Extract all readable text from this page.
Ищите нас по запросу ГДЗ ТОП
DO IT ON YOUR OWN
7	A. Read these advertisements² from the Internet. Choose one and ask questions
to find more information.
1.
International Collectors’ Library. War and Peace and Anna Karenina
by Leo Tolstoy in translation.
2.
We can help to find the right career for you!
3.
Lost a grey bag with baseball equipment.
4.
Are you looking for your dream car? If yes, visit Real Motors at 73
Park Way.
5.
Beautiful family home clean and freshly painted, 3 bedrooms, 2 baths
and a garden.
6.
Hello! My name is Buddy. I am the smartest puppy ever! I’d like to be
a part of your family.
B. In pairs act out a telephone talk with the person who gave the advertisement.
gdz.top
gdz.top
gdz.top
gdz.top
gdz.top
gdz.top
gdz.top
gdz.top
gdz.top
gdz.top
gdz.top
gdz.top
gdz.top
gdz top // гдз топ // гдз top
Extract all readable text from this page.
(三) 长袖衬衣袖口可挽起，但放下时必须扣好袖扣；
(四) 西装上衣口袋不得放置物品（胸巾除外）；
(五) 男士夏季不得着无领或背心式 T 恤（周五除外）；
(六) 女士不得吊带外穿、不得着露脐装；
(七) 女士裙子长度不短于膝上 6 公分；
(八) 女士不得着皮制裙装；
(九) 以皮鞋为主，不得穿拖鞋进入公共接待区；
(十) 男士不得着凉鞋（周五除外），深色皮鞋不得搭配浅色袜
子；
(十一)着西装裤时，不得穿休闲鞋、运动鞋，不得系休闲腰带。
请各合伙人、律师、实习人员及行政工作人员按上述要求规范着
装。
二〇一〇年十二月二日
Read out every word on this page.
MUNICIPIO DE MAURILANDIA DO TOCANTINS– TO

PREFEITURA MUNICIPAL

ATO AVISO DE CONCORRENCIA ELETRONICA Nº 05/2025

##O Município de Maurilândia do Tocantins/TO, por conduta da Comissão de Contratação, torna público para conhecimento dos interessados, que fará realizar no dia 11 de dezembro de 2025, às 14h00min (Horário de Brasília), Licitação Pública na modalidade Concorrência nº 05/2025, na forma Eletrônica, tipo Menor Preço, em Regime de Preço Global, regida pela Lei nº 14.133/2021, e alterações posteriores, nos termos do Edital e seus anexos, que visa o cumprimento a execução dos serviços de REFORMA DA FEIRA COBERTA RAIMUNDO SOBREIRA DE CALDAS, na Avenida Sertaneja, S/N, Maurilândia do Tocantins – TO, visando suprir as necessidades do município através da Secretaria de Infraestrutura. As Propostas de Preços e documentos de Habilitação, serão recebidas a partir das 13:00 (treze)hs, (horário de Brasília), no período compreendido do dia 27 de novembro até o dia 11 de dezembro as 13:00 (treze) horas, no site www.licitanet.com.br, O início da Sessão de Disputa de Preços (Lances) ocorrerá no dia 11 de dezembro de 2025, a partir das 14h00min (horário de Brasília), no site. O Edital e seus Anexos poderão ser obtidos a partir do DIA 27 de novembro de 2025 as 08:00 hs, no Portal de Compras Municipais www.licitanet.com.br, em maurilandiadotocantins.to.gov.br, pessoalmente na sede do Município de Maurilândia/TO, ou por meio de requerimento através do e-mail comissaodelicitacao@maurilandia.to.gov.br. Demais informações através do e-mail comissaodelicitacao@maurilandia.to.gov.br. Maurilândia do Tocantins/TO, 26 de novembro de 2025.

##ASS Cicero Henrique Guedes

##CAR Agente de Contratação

• Objective
Write the listing out again, exactly as it reads.

• The completed task
Extract all readable text from this page.
Ищите нас по запросу ГДЗ ТОП
DO IT ON YOUR OWN
7	A. Read these advertisements² from the Internet. Choose one and ask questions
to find more information.
1.
International Collectors’ Library. War and Peace and Anna Karenina
by Leo Tolstoy in translation.
2.
We can help to find the right career for you!
3.
Lost a grey bag with baseball equipment.
4.
Are you looking for your dream car? If yes, visit Real Motors at 73
Park Way.
5.
Beautiful family home clean and freshly painted, 3 bedrooms, 2 baths
and a garden.
6.
Hello! My name is Buddy. I am the smartest puppy ever! I’d like to be
a part of your family.
B. In pairs act out a telephone talk with the person who gave the advertisement.
gdz.top
gdz.top
gdz.top
gdz.top
gdz.top
gdz.top
gdz.top
gdz.top
gdz.top
gdz.top
gdz.top
gdz.top
gdz.top
gdz top // гдз топ // гдз top
Extract all readable text from this page.
(三) 长袖衬衣袖口可挽起，但放下时必须扣好袖扣；
(四) 西装上衣口袋不得放置物品（胸巾除外）；
(五) 男士夏季不得着无领或背心式 T 恤（周五除外）；
(六) 女士不得吊带外穿、不得着露脐装；
(七) 女士裙子长度不短于膝上 6 公分；
(八) 女士不得着皮制裙装；
(九) 以皮鞋为主，不得穿拖鞋进入公共接待区；
(十) 男士不得着凉鞋（周五除外），深色皮鞋不得搭配浅色袜
子；
(十一)着西装裤时，不得穿休闲鞋、运动鞋，不得系休闲腰带。
请各合伙人、律师、实习人员及行政工作人员按上述要求规范着
装。
二〇一〇年十二月二日
Read out every word on this page.
MUNICIPIO DE MAURILANDIA DO TOCANTINS– TO

PREFEITURA MUNICIPAL

ATO AVISO DE CONCORRENCIA ELETRONICA Nº 05/2025

##O Município de Maurilândia do Tocantins/TO, por conduta da Comissão de Contratação, torna público para conhecimento dos interessados, que fará realizar no dia 11 de dezembro de 2025, às 14h00min (Horário de Brasília), Licitação Pública na modalidade Concorrência nº 05/2025, na forma Eletrônica, tipo Menor Preço, em Regime de Preço Global, regida pela Lei nº 14.133/2021, e alterações posteriores, nos termos do Edital e seus anexos, que visa o cumprimento a execução dos serviços de REFORMA DA FEIRA COBERTA RAIMUNDO SOBREIRA DE CALDAS, na Avenida Sertaneja, S/N, Maurilândia do Tocantins – TO, visando suprir as necessidades do município através da Secretaria de Infraestrutura. As Propostas de Preços e documentos de Habilitação, serão recebidas a partir das 13:00 (treze)hs, (horário de Brasília), no período compreendido do dia 27 de novembro até o dia 11 de dezembro as 13:00 (treze) horas, no site www.licitanet.com.br, O início da Sessão de Disputa de Preços (Lances) ocorrerá no dia 11 de dezembro de 2025, a partir das 14h00min (horário de Brasília), no site. O Edital e seus Anexos poderão ser obtidos a partir do DIA 27 de novembro de 2025 as 08:00 hs, no Portal de Compras Municipais www.licitanet.com.br, em maurilandiadotocantins.to.gov.br, pessoalmente na sede do Município de Maurilândia/TO, ou por meio de requerimento através do e-mail comissaodelicitacao@maurilandia.to.gov.br. Demais informações através do e-mail comissaodelicitacao@maurilandia.to.gov.br. Maurilândia do Tocantins/TO, 26 de novembro de 2025.

##ASS Cicero Henrique Guedes

##CAR Agente de Contratação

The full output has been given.